***** INPUT ROWS *****

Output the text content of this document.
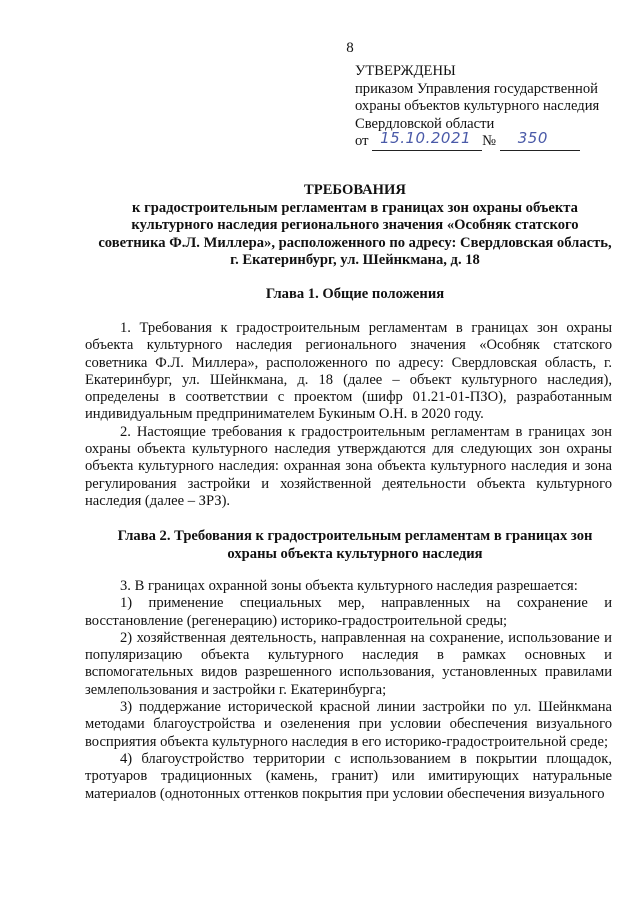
8
УТВЕРЖДЕНЫ
приказом Управления государственной
охраны объектов культурного наследия
Свердловской области
от 15.10.2021 № 350
ТРЕБОВАНИЯ
к градостроительным регламентам в границах зон охраны объекта
культурного наследия регионального значения «Особняк статского
советника Ф.Л. Миллера», расположенного по адресу: Свердловская область,
г. Екатеринбург, ул. Шейнкмана, д. 18
Глава 1. Общие положения

1. Требования к градостроительным регламентам в границах зон охраны объекта культурного наследия регионального значения «Особняк статского советника Ф.Л. Миллера», расположенного по адресу: Свердловская область, г. Екатеринбург, ул. Шейнкмана, д. 18 (далее – объект культурного наследия), определены в соответствии с проектом (шифр 01.21-01-ПЗО), разработанным индивидуальным предпринимателем Букиным О.Н. в 2020 году.

2. Настоящие требования к градостроительным регламентам в границах зон охраны объекта культурного наследия утверждаются для следующих зон охраны объекта культурного наследия: охранная зона объекта культурного наследия и зона регулирования застройки и хозяйственной деятельности объекта культурного наследия (далее – ЗРЗ).

Глава 2. Требования к градостроительным регламентам в границах зон
охраны объекта культурного наследия

3. В границах охранной зоны объекта культурного наследия разрешается:

1) применение специальных мер, направленных на сохранение и восстановление (регенерацию) историко-градостроительной среды;

2) хозяйственная деятельность, направленная на сохранение, использование и популяризацию объекта культурного наследия в рамках основных и вспомогательных видов разрешенного использования, установленных правилами землепользования и застройки г. Екатеринбурга;

3) поддержание исторической красной линии застройки по ул. Шейнкмана методами благоустройства и озеленения при условии обеспечения визуального восприятия объекта культурного наследия в его историко-градостроительной среде;

4) благоустройство территории с использованием в покрытии площадок, тротуаров традиционных (камень, гранит) или имитирующих натуральные материалов (однотонных оттенков покрытия при условии обеспечения визуального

*****

TASK BRIEF: Every entry above should be duplicated exactly. Do not include the images.

RESULT OF THE EXERCISE:
Output the text content of this document.
8
УТВЕРЖДЕНЫ
приказом Управления государственной
охраны объектов культурного наследия
Свердловской области
от 15.10.2021 № 350
ТРЕБОВАНИЯ
к градостроительным регламентам в границах зон охраны объекта
культурного наследия регионального значения «Особняк статского
советника Ф.Л. Миллера», расположенного по адресу: Свердловская область,
г. Екатеринбург, ул. Шейнкмана, д. 18
Глава 1. Общие положения

1. Требования к градостроительным регламентам в границах зон охраны объекта культурного наследия регионального значения «Особняк статского советника Ф.Л. Миллера», расположенного по адресу: Свердловская область, г. Екатеринбург, ул. Шейнкмана, д. 18 (далее – объект культурного наследия), определены в соответствии с проектом (шифр 01.21-01-ПЗО), разработанным индивидуальным предпринимателем Букиным О.Н. в 2020 году.

2. Настоящие требования к градостроительным регламентам в границах зон охраны объекта культурного наследия утверждаются для следующих зон охраны объекта культурного наследия: охранная зона объекта культурного наследия и зона регулирования застройки и хозяйственной деятельности объекта культурного наследия (далее – ЗРЗ).

Глава 2. Требования к градостроительным регламентам в границах зон
охраны объекта культурного наследия

3. В границах охранной зоны объекта культурного наследия разрешается:

1) применение специальных мер, направленных на сохранение и восстановление (регенерацию) историко-градостроительной среды;

2) хозяйственная деятельность, направленная на сохранение, использование и популяризацию объекта культурного наследия в рамках основных и вспомогательных видов разрешенного использования, установленных правилами землепользования и застройки г. Екатеринбурга;

3) поддержание исторической красной линии застройки по ул. Шейнкмана методами благоустройства и озеленения при условии обеспечения визуального восприятия объекта культурного наследия в его историко-градостроительной среде;

4) благоустройство территории с использованием в покрытии площадок, тротуаров традиционных (камень, гранит) или имитирующих натуральные материалов (однотонных оттенков покрытия при условии обеспечения визуального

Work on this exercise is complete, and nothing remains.